> [Task to carry out] Your task is to quote the material that follows, in full and exactly.

> [Task inputs]
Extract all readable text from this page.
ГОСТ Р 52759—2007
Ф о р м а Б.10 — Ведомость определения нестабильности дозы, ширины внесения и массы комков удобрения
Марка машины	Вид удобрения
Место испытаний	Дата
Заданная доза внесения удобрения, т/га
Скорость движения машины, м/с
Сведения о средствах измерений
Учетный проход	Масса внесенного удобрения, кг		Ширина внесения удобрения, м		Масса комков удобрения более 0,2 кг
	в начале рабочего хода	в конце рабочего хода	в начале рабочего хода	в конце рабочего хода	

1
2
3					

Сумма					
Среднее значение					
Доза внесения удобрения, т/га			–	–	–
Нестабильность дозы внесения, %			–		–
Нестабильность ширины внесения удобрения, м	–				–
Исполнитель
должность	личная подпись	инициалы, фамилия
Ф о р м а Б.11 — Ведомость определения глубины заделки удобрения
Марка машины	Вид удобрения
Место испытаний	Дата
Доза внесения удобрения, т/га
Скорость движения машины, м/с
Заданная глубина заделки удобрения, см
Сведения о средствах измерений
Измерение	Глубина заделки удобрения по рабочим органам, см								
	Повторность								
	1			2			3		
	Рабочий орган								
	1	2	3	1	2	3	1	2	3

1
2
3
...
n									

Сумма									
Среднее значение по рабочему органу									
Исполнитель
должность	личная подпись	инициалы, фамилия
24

> [The completed task]
Extract all readable text from this page.
ГОСТ Р 52759—2007
Ф о р м а Б.10 — Ведомость определения нестабильности дозы, ширины внесения и массы комков удобрения
Марка машины	Вид удобрения
Место испытаний	Дата
Заданная доза внесения удобрения, т/га
Скорость движения машины, м/с
Сведения о средствах измерений
Учетный проход	Масса внесенного удобрения, кг		Ширина внесения удобрения, м		Масса комков удобрения более 0,2 кг
	в начале рабочего хода	в конце рабочего хода	в начале рабочего хода	в конце рабочего хода	

1
2
3					

Сумма					
Среднее значение					
Доза внесения удобрения, т/га			–	–	–
Нестабильность дозы внесения, %			–		–
Нестабильность ширины внесения удобрения, м	–				–
Исполнитель
должность	личная подпись	инициалы, фамилия
Ф о р м а Б.11 — Ведомость определения глубины заделки удобрения
Марка машины	Вид удобрения
Место испытаний	Дата
Доза внесения удобрения, т/га
Скорость движения машины, м/с
Заданная глубина заделки удобрения, см
Сведения о средствах измерений
Измерение	Глубина заделки удобрения по рабочим органам, см								
	Повторность								
	1			2			3		
	Рабочий орган								
	1	2	3	1	2	3	1	2	3

1
2
3
...
n									

Сумма									
Среднее значение по рабочему органу									
Исполнитель
должность	личная подпись	инициалы, фамилия
24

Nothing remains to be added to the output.